* _The exercise_: Pull every line that holds the word "может" from the entries.

Start Supplied records

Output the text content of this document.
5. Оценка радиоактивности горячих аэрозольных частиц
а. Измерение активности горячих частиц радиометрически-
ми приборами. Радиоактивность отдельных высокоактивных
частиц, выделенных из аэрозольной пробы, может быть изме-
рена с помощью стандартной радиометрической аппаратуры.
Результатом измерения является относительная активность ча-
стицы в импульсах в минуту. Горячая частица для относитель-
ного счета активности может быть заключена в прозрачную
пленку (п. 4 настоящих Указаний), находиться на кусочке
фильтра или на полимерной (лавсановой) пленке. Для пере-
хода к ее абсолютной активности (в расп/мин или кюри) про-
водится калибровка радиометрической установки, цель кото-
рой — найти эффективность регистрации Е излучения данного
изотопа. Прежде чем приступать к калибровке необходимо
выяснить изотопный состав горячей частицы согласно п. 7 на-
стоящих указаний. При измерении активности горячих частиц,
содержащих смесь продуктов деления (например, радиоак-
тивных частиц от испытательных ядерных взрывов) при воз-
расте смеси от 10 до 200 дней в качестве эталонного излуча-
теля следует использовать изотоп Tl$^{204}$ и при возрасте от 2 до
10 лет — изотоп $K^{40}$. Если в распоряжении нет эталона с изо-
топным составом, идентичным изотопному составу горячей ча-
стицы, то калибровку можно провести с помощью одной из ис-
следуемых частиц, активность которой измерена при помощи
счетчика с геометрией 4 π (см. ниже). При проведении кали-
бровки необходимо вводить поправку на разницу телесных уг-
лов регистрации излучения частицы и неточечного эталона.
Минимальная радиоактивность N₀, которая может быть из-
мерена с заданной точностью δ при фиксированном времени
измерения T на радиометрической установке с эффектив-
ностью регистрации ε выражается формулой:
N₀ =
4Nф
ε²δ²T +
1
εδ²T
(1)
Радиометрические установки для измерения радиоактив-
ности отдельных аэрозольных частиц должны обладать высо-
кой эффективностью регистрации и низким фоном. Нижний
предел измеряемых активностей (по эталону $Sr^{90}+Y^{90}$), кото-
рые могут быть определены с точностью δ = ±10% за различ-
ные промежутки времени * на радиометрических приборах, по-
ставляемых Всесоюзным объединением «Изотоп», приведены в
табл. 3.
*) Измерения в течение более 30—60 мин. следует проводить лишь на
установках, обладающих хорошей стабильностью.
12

End Supplied records

* _The response_:
частиц, выделенных из аэрозольной пробы, может быть изме-
ного счета активности может быть заключена в прозрачную
Минимальная радиоактивность N₀, которая может быть из-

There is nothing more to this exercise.